Tarea:
¿Puedes transcribir del texto de abajo, sobre el cierre de las centrales nucleares, el fragmento que va desde "La transición es" hasta "hablando de esto.", ambos incluidos?

La transición es imparable y «no se dejará a nadie atrás», aseguran desde Moncloa. Canalla y vil farsa. La gran liturgia del eufemismo. Se dejó a mucha gente atrás en los cierres de Zorita y de Garoña. Se les dejó a todos atrás. Y pasará lo mismo en Extremadura. Una transición que niega la realidad eléctrica, que convierte la potencia gestionable en anatema y que reparte cargas y beneficios según el mapa electoral no es transición: es una coartada. ¿Cómo puede algo ser bueno para Cataluña pero malo para Extremadura? ¿Si tan malas son las centrales nucleares, por qué el separatismo catalán se empeña en mantener las suyas? Todos sabemos que si la primera central nuclear en el calendario de cierre fuera una catalana no estaríamos hablando de esto.
No se trata de una discusión técnica; es una discusión moral. ¿Puede un Estado decente condenar a una comarca a la pobreza para complacer a quienes tienen secuestrada la legislatura? ¿Puede jugarse con la seguridad de suministro como si fuera una moneda más en la tragaperras de los pactos? ¿Puede despreciarse la contribución de miles de trabajadores que han generado durante cuarenta años electricidad para millones de hogares? La respuesta es obvia. Y, sin embargo, aquí estamos: en dirección contraria a lo que hace el resto del mundo. Vamos a permitirnos la supina estupidez de cerrar dos reactores nucleares que producen el 7% de la electricidad de nuestro país. Se estudiará en los libros de historia.

Información de origen:
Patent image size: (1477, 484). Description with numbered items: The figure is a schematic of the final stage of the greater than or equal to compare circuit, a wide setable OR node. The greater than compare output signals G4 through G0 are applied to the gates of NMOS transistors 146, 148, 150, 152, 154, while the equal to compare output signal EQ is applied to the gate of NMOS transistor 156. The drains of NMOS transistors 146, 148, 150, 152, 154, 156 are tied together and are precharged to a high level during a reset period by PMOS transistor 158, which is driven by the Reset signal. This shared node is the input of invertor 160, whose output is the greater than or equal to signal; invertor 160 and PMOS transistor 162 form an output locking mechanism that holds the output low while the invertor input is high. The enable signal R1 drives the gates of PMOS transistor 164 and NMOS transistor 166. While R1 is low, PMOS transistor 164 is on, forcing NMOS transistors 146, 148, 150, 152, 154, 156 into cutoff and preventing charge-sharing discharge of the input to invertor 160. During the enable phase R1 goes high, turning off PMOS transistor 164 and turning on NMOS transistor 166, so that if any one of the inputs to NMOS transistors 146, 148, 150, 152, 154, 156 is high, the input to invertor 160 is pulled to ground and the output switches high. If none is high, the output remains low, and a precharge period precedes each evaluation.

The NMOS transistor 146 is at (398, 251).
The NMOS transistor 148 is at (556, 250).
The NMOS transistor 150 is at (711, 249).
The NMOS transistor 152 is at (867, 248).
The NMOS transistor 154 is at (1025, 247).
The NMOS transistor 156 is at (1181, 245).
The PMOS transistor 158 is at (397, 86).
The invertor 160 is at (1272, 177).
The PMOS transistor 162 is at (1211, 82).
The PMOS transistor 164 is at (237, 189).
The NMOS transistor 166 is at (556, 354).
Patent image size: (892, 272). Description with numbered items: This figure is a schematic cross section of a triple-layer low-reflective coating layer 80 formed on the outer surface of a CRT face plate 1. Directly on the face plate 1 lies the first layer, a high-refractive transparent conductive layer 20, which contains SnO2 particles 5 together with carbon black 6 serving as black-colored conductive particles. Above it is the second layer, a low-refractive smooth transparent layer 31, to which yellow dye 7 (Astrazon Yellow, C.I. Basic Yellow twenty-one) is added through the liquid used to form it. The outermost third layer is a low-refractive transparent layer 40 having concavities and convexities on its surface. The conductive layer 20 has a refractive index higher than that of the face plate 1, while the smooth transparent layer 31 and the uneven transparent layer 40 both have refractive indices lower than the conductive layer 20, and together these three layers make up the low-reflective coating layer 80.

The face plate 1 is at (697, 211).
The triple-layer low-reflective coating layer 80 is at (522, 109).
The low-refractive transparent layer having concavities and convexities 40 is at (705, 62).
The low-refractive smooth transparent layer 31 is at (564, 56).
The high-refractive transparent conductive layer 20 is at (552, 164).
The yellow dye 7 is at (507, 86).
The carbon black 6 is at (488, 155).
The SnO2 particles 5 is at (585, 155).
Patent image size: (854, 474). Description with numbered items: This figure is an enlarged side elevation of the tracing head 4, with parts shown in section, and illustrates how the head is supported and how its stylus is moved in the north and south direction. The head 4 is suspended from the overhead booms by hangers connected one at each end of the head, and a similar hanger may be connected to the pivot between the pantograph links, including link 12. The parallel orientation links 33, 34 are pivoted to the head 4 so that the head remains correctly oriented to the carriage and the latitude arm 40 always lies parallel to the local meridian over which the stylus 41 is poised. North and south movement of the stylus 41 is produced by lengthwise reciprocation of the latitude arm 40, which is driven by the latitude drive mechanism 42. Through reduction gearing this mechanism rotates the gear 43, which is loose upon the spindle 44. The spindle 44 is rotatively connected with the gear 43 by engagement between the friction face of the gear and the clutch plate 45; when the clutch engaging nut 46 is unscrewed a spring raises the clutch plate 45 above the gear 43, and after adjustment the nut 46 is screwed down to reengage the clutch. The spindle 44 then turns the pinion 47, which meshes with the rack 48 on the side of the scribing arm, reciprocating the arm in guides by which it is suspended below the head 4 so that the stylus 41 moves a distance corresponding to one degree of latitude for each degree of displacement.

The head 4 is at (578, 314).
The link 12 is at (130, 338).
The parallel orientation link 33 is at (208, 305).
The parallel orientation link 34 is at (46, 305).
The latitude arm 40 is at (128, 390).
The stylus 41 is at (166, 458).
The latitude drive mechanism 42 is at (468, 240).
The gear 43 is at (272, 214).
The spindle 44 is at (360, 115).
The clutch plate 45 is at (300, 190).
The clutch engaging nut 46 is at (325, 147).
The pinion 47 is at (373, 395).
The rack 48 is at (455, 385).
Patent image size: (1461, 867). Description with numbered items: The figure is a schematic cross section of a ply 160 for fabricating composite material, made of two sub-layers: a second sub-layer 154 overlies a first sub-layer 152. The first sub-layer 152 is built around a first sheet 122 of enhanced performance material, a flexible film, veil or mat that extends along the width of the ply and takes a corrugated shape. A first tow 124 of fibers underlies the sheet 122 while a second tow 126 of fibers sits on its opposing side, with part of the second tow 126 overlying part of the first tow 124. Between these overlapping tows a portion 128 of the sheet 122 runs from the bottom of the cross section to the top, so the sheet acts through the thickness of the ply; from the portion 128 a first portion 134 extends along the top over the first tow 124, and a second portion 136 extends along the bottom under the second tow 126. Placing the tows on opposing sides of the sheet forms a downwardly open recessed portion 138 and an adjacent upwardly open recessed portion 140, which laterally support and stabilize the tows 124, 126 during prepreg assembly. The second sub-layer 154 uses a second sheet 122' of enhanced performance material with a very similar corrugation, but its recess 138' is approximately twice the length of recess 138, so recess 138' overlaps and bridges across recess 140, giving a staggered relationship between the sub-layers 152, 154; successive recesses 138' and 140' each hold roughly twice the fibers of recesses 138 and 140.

Ejercicio resuelto:
La transición es imparable y «no se dejará a nadie atrás», aseguran desde Moncloa. Canalla y vil farsa. La gran liturgia del eufemismo. Se dejó a mucha gente atrás en los cierres de Zorita y de Garoña. Se les dejó a todos atrás. Y pasará lo mismo en Extremadura. Una transición que niega la realidad eléctrica, que convierte la potencia gestionable en anatema y que reparte cargas y beneficios según el mapa electoral no es transición: es una coartada. ¿Cómo puede algo ser bueno para Cataluña pero malo para Extremadura? ¿Si tan malas son las centrales nucleares, por qué el separatismo catalán se empeña en mantener las suyas? Todos sabemos que si la primera central nuclear en el calendario de cierre fuera una catalana no estaríamos hablando de esto.